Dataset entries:
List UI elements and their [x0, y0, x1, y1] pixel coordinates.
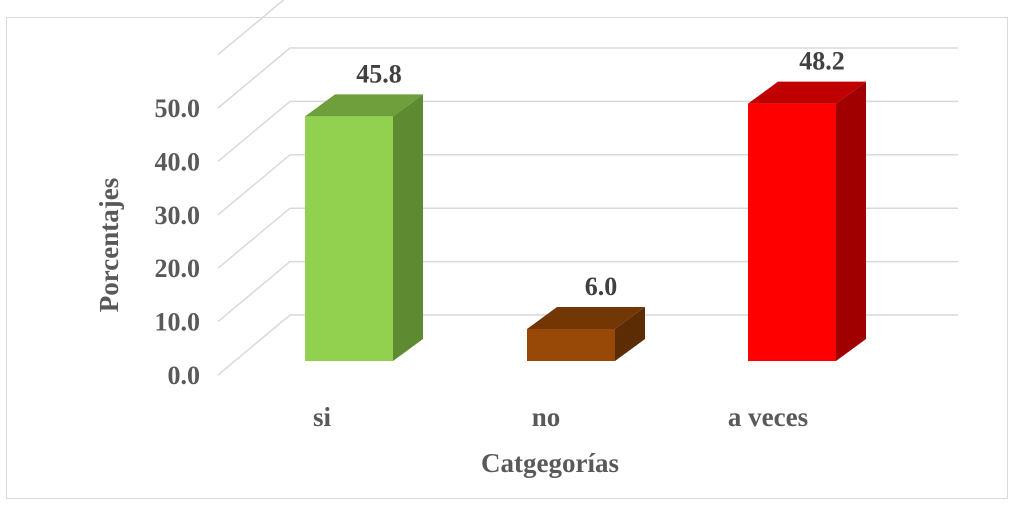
gridline-diagonal [217, 100, 291, 162]
bar-front [305, 116, 393, 361]
gridline-diagonal [217, 0, 285, 56]
gridline-diagonal [217, 314, 291, 376]
data-label: 6.0 [585, 272, 618, 301]
y-tick-label: 10.0 [155, 308, 201, 337]
bar-si [305, 94, 423, 361]
bars [305, 81, 866, 361]
x-tick-labels: si no a veces [313, 402, 808, 432]
bar-side [836, 81, 866, 361]
bar-front [527, 328, 615, 361]
gridline-diagonal [217, 207, 291, 269]
bar-side [615, 306, 645, 361]
gridline-diagonal [217, 261, 291, 323]
data-label: 48.2 [799, 47, 845, 76]
bar-side [393, 94, 423, 361]
bar-top [748, 81, 866, 104]
y-axis-title: Porcentajes [94, 178, 124, 312]
x-tick-label: a veces [728, 402, 808, 432]
bar-no [527, 306, 645, 361]
bar-a-veces [748, 81, 866, 361]
x-axis-title: Catgegorías [481, 448, 619, 478]
y-tick-label: 40.0 [155, 147, 201, 176]
data-labels: 45.8 6.0 48.2 [356, 47, 845, 301]
bar-top [527, 306, 645, 329]
y-tick-label: 30.0 [155, 201, 201, 230]
y-tick-label: 50.0 [155, 94, 201, 123]
bar-front [748, 103, 836, 361]
x-tick-label: no [532, 402, 561, 432]
y-tick-labels: 0.0 10.0 20.0 30.0 40.0 50.0 [155, 94, 201, 390]
gridline-diagonal [217, 47, 291, 109]
y-tick-label: 0.0 [168, 361, 201, 390]
gridline-diagonal [217, 154, 291, 216]
data-label: 45.8 [356, 59, 402, 88]
y-tick-label: 20.0 [155, 254, 201, 283]
bar-top [305, 94, 423, 117]
x-tick-label: si [313, 402, 332, 432]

Directive: Rewrite the rows between the lines holding "gridline-diagonal [217, 100, 291, 162]" and "bar-front [527, 328, 615, 361]", inclusive, substituting "bar-edge" for "bar-side" and leaving everything else unchanged.

Exercise response:
gridline-diagonal [217, 100, 291, 162]
bar-front [305, 116, 393, 361]
gridline-diagonal [217, 0, 285, 56]
gridline-diagonal [217, 314, 291, 376]
data-label: 6.0 [585, 272, 618, 301]
y-tick-label: 10.0 [155, 308, 201, 337]
bar-si [305, 94, 423, 361]
bars [305, 81, 866, 361]
x-tick-labels: si no a veces [313, 402, 808, 432]
bar-edge [836, 81, 866, 361]
bar-front [527, 328, 615, 361]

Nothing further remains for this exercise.